The records that follow must be reproduced in full, exactly as written.

* START Provided material *

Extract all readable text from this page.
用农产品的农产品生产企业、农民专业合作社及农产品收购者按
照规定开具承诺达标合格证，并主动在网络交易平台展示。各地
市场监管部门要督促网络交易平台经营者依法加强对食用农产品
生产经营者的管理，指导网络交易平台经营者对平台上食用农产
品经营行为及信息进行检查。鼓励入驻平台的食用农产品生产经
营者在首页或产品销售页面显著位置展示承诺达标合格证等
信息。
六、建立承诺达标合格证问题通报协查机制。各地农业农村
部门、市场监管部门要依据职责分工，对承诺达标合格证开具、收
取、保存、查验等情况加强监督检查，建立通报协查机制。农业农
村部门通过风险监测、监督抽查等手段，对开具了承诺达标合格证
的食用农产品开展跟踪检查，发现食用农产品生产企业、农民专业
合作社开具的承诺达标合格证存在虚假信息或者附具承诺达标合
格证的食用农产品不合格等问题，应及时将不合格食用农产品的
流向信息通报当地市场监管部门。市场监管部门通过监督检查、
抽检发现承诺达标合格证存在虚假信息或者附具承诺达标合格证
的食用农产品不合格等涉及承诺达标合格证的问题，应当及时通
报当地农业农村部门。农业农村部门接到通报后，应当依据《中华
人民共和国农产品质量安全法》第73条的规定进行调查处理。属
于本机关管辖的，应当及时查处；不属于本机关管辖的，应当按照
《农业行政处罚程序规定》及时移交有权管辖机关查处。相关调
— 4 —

* END Provided material *

● **Expected output**
Extract all readable text from this page.
用农产品的农产品生产企业、农民专业合作社及农产品收购者按
照规定开具承诺达标合格证，并主动在网络交易平台展示。各地
市场监管部门要督促网络交易平台经营者依法加强对食用农产品
生产经营者的管理，指导网络交易平台经营者对平台上食用农产
品经营行为及信息进行检查。鼓励入驻平台的食用农产品生产经
营者在首页或产品销售页面显著位置展示承诺达标合格证等
信息。
六、建立承诺达标合格证问题通报协查机制。各地农业农村
部门、市场监管部门要依据职责分工，对承诺达标合格证开具、收
取、保存、查验等情况加强监督检查，建立通报协查机制。农业农
村部门通过风险监测、监督抽查等手段，对开具了承诺达标合格证
的食用农产品开展跟踪检查，发现食用农产品生产企业、农民专业
合作社开具的承诺达标合格证存在虚假信息或者附具承诺达标合
格证的食用农产品不合格等问题，应及时将不合格食用农产品的
流向信息通报当地市场监管部门。市场监管部门通过监督检查、
抽检发现承诺达标合格证存在虚假信息或者附具承诺达标合格证
的食用农产品不合格等涉及承诺达标合格证的问题，应当及时通
报当地农业农村部门。农业农村部门接到通报后，应当依据《中华
人民共和国农产品质量安全法》第73条的规定进行调查处理。属
于本机关管辖的，应当及时查处；不属于本机关管辖的，应当按照
《农业行政处罚程序规定》及时移交有权管辖机关查处。相关调
— 4 —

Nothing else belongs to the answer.